◆ Aufgaben ◆
1. Unter welchem Titel zeigt Michael Oppitz laut dem Text über seine Ausstellung in der Galerie Buchholz sein Lebenswerk?
2. Führe den Text über die Ausstellung von Michael Oppitz in der Galerie Buchholz im Anschluss an seinen letzten Satz weiter.

◆ Textauszug ◆
========================================

Michael Oppitz in der Galerie Buchholz: Ethnologie mit Persönlichkeit

Der Ethnologe und Filmemacher Michael Oppitz forschte über Jahrzehnte im Himalaya. Die Berliner Galerie Buchholz gibt einen Einblick in sein Lebenswerk.

Eine solche Ausstellung bekommt man selten in einer Galerie zu sehen. Im ersten Geschoss der Galerie Buchholz (Fasanenstraße 30, bis 15. April) gibt der Ethnologe und Filmemacher Michael Oppitz unter dem Titel "Forschungen an den Rändern der Schrift" einen Einblick in sein Lebenswerk. Über Jahrzehnte lebte und forschte er in verschiedenen Regionen des Himalaya. Die so entstandenen Schwerpunkte werden in den einzelnen Galerieräumen ausgebreitet. Nach Schamanentrommeln, detaillierten Aufzeichnungen der Feldforschung und den Genealogien verschiedener Gesellschaften offenbart der letzte Raum Oppitz’ intensive Auseinandersetzung mit dem Mündlichen und Schriftlichen lokaler Kulturen.

========================================

Gespeicherte Datensätze:

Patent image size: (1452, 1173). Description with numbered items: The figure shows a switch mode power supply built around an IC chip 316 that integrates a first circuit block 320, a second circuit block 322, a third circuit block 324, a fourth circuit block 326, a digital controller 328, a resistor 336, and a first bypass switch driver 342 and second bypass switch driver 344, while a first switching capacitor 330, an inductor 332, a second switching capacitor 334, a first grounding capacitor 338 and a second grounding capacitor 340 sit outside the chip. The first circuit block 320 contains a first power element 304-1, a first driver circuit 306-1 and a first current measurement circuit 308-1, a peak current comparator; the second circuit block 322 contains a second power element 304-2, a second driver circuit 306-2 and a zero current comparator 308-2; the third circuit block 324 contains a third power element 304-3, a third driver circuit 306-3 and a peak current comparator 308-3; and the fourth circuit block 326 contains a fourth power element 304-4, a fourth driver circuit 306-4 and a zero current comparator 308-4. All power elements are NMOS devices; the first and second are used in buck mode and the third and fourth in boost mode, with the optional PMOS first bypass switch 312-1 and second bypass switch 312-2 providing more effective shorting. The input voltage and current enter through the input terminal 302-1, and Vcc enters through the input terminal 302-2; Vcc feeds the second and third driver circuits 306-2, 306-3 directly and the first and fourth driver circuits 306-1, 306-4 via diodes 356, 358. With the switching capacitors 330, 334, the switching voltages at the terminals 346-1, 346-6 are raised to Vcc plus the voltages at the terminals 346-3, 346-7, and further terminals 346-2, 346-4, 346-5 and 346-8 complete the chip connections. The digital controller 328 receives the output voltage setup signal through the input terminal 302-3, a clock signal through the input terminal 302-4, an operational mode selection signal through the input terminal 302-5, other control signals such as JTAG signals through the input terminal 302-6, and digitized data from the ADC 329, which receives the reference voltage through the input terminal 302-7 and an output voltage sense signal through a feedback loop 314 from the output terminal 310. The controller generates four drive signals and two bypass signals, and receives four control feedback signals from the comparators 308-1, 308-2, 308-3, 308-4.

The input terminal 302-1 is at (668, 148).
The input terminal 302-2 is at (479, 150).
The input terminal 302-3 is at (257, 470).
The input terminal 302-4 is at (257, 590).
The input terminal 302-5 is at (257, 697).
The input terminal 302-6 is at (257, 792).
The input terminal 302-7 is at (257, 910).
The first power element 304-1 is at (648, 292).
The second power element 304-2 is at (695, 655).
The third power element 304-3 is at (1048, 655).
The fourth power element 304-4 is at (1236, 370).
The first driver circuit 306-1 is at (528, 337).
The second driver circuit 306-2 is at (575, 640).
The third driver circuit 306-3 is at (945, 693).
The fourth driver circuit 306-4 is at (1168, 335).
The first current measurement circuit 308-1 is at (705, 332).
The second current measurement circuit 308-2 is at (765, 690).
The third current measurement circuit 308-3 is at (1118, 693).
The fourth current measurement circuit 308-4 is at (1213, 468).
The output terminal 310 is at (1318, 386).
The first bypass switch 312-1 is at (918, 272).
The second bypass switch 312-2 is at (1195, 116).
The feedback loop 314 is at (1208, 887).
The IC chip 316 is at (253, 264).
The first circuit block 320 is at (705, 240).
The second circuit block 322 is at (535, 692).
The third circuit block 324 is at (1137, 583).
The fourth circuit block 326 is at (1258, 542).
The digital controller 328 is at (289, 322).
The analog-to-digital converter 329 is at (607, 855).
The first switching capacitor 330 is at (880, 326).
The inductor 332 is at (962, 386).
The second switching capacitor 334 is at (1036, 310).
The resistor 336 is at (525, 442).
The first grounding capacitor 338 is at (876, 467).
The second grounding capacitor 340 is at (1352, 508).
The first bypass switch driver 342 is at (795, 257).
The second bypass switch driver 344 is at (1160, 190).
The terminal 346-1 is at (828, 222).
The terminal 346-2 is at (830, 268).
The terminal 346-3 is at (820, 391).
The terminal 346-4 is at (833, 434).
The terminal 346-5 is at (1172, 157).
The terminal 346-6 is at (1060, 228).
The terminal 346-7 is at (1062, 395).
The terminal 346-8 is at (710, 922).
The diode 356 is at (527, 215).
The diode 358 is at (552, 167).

========================================

◆ Lösungen ◆
1. Unter dem Titel „Forschungen an den Rändern der Schrift“.

2.
Die Naxi zum Beispiel stützen sich für Überlieferungen und Rituale auf Bildzeichen, sogenannte Piktogramme. Sie stellen eine Gedächtnisstütze für die mündliche Überlieferung dar. Der Kunstbezug wird hier besonders deutlich, denn die bildnerische Begabung der Erschaffer in den ausgestellten Piktogrammschriften ist offensichtlich. Auch die Abbildungen auf lokalem Hanfstoff in der zehn Meter langen Vitrine forderten eine künstlerische Ader. Die Motive bilden den Weg durch die Hölle, Erde und in die himmlischen Sphären für einen Verstorbenen ab. Der Mittelweg zwischen Mündlichkeit und Verschriftlichung ist eine Besonderheit der Naxi. Ein Mythos, der in einer Sprachaufnahme abrufbar ist, begründet diese Schriftlosigkeit.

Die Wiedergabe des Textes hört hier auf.